> List of tasks
1. Update the passage of the CDC Ebola discussion that starts at the words "1. And really" and ends after "at Texas Presbyterian.", replacing "Texas Presbyterian" with "the first hospital".
2. Write what comes next in the discussion of the CDC's handling of Ebola, picking up after its last sentence.


          WHO and the CDC already said the disease was going worldwide.

          And really the CDC took over Duncan’s treatment after he was admitted. They were ones dictating protocols. I don’t believe the medical staff wasn’t following orders. They had plenty of incentive to minimize their risk of infection.

          The nurses weren’t infected after his initial ER visit. They were infected after the CDC took over.

          1. And really the CDC took over Duncan’s treatment after he was admitted.

            Oh, I would really like to see a credible citation for that. As I understand it the CDC is a research and advisory body who sends out information generally and in a crisis, they send out tailored directives. I don’t believe that they have the staffing to send out teams of their own to “take over” medical care of individuals from qualified medical personnel who are already on the scene with infected persons. Indeed, it seems that the transfers of subsequent patients to a different hospital is a clear indication that the CDC felt they did not have sufficient oversight at Texas Presbyterian.

            I don’t believe the medical staff wasn’t following orders. They had plenty of incentive to minimize their risk of infection.

            They can’t use equipment that their hospital hasn’t supplied for them. Allegedly there are photos showing exposed skin in the nursing suite. It’s certainly most likely that if fully informed of the risks the nursing staff would have used all available equipment to cover their skin according to CDC protocols. That they did not suggests either that (a) that their managers did not adequately convey the details of the CDC protocols or (b) did not provide sufficiently protective equipment to meet the CDC protocols.

        2. They failed to follow protocols for 2-3 days while he was hospitalized. It wasn’t until his positive test results returned that they began Ebola protocol. The nurses for that hospital have been very vocal about lack of training and unpreparedness. In fact, nurses from around the country have been saying there is little to no training, they’re not taught protocol, and hospitals all over the country have no idea how to implement them in a way that’s needed. It’s not just one hospital dropping the ball. The whole system is ridiculously unprepared. CDC protocol means Jack shit when no one knows them.

          1. CDC protocol means Jack shit when no one knows them.

            Exactly. But Congress keeps listening to jackasses who want to defund the agency rather than give the CDC better resources and better regulations to mandate that hospitals provide full CDC-compliant training and supplies.

> Data excerpts

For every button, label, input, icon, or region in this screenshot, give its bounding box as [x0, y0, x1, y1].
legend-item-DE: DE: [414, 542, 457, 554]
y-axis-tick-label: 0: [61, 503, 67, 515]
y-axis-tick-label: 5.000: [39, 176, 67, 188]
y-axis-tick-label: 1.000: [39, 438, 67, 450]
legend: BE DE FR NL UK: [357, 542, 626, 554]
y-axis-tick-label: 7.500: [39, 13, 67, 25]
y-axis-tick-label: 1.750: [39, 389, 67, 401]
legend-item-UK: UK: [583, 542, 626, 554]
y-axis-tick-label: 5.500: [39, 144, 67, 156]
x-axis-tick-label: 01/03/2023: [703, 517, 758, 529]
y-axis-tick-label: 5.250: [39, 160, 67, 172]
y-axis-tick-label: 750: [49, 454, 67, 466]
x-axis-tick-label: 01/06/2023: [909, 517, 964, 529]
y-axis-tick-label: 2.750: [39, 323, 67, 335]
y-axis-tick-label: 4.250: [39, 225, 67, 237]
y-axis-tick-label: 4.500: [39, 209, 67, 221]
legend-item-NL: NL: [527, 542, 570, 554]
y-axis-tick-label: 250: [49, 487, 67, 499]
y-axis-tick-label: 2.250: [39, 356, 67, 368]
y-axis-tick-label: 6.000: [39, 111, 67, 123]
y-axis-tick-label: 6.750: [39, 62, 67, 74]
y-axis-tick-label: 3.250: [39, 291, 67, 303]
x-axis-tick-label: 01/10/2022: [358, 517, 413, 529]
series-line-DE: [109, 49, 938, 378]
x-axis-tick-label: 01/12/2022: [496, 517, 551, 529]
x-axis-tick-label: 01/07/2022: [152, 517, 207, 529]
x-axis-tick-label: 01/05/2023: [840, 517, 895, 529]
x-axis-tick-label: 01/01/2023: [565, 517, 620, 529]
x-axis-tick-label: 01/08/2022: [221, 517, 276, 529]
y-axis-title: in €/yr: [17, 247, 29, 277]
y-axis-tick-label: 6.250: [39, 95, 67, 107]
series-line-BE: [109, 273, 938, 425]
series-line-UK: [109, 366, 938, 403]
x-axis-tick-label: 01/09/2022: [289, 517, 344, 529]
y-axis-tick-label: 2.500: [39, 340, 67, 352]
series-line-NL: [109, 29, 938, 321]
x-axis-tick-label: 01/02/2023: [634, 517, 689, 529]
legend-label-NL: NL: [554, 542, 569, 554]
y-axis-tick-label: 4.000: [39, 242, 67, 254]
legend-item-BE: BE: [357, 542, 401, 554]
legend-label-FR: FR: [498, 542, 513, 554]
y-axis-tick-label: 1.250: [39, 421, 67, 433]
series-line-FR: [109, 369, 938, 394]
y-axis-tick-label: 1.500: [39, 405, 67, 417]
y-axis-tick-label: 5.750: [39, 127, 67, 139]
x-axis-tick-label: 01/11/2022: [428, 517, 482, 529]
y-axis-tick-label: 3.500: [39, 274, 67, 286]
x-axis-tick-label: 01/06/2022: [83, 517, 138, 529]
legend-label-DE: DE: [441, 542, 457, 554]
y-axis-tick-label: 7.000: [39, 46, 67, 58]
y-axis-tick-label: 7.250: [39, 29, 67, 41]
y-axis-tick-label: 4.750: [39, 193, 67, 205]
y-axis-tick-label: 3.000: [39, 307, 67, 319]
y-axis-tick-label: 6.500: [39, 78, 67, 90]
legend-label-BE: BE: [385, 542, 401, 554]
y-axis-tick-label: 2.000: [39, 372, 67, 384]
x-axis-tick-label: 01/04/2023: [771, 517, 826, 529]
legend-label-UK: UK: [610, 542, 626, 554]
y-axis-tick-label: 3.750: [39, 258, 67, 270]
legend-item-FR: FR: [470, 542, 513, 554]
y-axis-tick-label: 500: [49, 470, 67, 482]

> Expected responses
1.
1. And really the CDC took over Duncan’s treatment after he was admitted.

            Oh, I would really like to see a credible citation for that. As I understand it the CDC is a research and advisory body who sends out information generally and in a crisis, they send out tailored directives. I don’t believe that they have the staffing to send out teams of their own to “take over” medical care of individuals from qualified medical personnel who are already on the scene with infected persons. Indeed, it seems that the transfers of subsequent patients to a different hospital is a clear indication that the CDC felt they did not have sufficient oversight at the first hospital.

2.
            The CDC has been screaming this to the legislators for years and years and years. Too many legislators have chosen to ignore them. And now the scaremongers amongst them want to override the CDC’s expert advice on containment yet again, because ignoring them has just worked out so well for everybody for so many years, right?

            Disclaimer: I e-know someone who works for the CDC and who is seething with rage at the way the agency is being blamed for things it literally has no control over because the jackasses who did actually have control over things chose to ignore the CDC’s advice.

        3. The buck stops with the legislators. I agree. They are the ones responsible for funding the CDC.

          The hospital and medical staff should not be blamed for a situation they were under-trained and under prepared for. Every little hospital is not going to have access to equipment and training to handle a disease they’ve only been hearing about on the TV.

          1. Texas Presbyterian Hospital is not a little hospital in the wilds. It is an enormous tertiary care facility with approximately 900 beds and 1200 physicians on staff.

            I don’t blame any medical staff who have to do the best they can with what their hospital management provides them. I do blame the hospital administrators for not providing adequate training and supplies for handling a major infectious disease outbreak case, which just happened this time to be Ebola. Who knows what it will be next time?

            * edited to change “outbreak” to “case”, because there is not yet any “outbreak” in the USA. There are a few contained cases.